Pull out each line of the data that includes the word "representation".

» **RECORDS TO USE**:
⟨
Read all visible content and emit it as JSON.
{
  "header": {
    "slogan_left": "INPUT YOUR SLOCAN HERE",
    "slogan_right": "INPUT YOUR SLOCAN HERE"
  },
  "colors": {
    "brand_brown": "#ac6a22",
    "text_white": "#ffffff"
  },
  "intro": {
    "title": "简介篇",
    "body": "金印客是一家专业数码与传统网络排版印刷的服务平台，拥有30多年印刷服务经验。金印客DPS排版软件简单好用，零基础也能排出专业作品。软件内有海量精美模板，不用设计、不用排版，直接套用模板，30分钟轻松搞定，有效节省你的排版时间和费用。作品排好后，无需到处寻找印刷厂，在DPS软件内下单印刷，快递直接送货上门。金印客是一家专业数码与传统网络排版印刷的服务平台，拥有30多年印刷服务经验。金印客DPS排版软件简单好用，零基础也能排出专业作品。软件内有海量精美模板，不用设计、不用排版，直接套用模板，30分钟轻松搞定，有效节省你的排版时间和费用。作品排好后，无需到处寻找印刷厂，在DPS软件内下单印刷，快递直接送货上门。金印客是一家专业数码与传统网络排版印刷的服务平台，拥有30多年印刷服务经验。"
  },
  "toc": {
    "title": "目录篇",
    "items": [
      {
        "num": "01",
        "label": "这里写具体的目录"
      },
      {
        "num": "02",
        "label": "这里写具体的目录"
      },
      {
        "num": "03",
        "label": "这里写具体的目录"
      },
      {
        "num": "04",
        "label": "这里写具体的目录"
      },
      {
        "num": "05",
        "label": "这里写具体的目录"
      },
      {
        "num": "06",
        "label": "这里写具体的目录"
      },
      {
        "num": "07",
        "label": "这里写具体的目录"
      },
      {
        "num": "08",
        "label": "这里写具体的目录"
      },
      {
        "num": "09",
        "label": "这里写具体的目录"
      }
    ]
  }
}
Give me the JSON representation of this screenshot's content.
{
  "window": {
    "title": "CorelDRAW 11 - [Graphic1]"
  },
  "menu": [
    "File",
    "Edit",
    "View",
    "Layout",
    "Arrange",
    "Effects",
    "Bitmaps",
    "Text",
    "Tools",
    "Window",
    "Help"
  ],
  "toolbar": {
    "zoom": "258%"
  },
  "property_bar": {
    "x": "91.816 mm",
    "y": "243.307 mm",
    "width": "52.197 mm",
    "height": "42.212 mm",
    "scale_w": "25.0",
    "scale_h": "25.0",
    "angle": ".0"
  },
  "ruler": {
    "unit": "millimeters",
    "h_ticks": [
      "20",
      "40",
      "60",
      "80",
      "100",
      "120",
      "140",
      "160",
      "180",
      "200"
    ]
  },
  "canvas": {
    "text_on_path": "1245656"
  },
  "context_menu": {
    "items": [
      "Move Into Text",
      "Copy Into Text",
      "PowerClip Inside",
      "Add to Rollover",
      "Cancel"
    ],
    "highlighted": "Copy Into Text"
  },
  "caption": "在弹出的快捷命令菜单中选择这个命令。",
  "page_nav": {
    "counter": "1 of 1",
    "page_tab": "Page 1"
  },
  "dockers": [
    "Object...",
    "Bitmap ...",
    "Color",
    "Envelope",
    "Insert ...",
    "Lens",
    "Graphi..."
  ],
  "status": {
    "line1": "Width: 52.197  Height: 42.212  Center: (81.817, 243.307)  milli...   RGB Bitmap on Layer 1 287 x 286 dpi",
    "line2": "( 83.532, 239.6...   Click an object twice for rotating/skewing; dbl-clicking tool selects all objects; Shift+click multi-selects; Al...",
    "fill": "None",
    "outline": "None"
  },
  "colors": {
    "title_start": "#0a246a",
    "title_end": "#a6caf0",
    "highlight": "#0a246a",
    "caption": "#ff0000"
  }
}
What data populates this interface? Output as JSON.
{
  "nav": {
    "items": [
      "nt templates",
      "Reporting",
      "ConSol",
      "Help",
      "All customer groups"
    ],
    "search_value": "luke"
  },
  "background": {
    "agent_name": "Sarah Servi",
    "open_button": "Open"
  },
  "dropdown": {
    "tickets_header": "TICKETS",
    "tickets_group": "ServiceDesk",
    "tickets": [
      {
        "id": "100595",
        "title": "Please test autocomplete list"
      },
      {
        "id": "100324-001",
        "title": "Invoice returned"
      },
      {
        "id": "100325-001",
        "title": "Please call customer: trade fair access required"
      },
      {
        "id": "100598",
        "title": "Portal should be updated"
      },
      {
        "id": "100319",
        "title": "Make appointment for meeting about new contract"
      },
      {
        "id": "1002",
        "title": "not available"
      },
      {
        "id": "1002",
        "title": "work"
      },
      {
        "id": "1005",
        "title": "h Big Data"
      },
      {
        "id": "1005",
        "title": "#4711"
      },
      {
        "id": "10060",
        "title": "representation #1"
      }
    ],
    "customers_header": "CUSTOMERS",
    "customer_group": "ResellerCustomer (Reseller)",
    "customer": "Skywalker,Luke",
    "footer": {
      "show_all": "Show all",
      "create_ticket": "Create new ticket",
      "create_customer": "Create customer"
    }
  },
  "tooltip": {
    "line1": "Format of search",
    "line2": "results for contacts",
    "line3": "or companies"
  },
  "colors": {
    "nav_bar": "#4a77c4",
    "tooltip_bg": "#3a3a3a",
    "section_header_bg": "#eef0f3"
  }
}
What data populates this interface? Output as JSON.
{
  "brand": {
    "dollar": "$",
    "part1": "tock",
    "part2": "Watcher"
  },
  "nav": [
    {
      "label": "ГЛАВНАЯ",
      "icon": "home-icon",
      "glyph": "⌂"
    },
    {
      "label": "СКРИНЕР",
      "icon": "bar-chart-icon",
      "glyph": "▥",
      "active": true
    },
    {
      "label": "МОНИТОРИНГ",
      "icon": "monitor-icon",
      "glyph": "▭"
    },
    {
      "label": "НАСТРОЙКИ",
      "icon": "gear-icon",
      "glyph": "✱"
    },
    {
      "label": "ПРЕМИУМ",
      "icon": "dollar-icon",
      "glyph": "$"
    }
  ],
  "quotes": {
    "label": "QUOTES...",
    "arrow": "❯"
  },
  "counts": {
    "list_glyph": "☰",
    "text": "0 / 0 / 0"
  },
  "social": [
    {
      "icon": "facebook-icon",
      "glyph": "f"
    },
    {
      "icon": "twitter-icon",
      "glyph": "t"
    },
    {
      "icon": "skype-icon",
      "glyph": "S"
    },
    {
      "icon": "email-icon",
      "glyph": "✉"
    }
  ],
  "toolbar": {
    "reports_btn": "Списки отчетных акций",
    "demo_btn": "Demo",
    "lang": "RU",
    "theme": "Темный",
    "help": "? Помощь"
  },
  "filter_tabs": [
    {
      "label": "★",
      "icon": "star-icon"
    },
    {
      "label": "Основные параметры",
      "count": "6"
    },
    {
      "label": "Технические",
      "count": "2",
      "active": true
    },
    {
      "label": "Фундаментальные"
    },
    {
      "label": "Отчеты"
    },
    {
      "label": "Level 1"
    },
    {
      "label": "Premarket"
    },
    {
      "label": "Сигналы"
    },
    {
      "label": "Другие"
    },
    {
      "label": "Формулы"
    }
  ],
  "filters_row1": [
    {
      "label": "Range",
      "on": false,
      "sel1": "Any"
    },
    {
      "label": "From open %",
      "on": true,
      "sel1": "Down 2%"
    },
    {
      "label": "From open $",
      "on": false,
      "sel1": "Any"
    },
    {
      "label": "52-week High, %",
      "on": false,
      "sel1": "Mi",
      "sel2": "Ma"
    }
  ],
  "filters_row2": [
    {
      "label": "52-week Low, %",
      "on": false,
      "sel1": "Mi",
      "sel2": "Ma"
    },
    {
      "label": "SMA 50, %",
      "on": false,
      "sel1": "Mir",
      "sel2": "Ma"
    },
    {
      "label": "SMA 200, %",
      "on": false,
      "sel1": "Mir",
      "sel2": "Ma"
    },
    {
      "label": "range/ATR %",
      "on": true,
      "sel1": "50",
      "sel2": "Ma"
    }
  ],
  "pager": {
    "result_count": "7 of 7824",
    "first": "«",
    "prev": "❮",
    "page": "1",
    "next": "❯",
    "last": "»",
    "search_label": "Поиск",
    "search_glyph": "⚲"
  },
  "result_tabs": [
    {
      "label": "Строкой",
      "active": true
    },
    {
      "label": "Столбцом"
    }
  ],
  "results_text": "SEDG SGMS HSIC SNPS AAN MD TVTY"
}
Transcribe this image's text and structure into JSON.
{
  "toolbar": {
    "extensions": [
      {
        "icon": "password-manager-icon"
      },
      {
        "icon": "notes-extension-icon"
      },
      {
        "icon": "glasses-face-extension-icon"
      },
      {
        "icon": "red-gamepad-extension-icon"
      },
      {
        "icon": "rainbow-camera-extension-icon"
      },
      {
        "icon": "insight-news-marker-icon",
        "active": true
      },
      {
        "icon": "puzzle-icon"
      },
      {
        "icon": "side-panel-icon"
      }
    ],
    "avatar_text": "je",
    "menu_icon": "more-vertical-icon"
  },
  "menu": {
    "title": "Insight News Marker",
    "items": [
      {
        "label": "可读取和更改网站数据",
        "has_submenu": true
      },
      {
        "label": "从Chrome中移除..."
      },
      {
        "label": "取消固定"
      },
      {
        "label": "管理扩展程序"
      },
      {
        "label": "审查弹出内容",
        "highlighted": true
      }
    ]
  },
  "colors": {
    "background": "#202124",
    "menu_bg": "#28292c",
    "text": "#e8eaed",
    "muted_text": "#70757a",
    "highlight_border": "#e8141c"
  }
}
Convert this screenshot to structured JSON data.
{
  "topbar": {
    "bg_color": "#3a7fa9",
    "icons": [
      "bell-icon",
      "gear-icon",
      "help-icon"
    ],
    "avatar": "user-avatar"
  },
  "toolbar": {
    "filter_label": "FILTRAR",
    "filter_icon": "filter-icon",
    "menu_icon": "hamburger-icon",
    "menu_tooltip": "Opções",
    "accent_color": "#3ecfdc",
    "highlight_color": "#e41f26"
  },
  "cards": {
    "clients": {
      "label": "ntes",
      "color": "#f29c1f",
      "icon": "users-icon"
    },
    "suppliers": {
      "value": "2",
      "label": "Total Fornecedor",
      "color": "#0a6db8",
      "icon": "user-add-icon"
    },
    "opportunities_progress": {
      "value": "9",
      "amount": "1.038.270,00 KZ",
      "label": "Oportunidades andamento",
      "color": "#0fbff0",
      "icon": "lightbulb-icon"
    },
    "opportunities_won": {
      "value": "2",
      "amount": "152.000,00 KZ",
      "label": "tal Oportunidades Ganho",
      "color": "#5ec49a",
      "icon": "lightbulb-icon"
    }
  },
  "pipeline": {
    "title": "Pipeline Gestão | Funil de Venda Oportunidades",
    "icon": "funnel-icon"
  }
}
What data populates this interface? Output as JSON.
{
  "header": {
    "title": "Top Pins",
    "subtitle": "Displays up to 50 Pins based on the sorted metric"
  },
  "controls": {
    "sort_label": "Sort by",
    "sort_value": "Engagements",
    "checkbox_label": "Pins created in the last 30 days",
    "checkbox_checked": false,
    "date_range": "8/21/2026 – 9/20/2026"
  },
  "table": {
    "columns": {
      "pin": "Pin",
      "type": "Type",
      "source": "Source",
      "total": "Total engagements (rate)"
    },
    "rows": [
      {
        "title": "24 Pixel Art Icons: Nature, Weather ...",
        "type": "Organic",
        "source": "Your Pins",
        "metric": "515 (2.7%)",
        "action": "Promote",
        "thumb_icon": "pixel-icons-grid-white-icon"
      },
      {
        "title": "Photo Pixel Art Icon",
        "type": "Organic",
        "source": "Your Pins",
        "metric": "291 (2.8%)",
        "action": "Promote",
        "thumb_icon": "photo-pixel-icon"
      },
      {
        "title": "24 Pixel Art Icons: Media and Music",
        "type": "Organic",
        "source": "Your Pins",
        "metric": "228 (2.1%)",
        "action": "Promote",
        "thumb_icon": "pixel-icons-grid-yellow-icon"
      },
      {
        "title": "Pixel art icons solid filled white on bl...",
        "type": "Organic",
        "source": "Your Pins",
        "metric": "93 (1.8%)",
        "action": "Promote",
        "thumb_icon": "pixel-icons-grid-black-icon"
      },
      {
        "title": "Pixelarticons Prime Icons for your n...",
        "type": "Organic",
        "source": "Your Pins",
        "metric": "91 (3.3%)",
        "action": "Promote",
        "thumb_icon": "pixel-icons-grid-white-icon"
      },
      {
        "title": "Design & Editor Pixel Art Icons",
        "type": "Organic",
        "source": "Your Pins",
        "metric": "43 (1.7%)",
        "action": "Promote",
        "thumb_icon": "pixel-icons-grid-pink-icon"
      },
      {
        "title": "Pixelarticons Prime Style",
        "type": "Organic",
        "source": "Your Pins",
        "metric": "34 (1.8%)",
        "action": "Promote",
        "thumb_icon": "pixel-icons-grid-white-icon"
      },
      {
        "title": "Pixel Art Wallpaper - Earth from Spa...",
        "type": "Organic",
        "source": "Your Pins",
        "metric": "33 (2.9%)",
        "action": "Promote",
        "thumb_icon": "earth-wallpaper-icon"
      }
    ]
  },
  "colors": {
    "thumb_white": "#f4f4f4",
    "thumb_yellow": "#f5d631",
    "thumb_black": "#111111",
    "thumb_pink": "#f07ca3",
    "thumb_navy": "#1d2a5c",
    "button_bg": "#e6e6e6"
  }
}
⟩
» **RESPONSE FOR THIS EXERCISE**:
Give me the JSON representation of this screenshot's content.
        "title": "representation #1"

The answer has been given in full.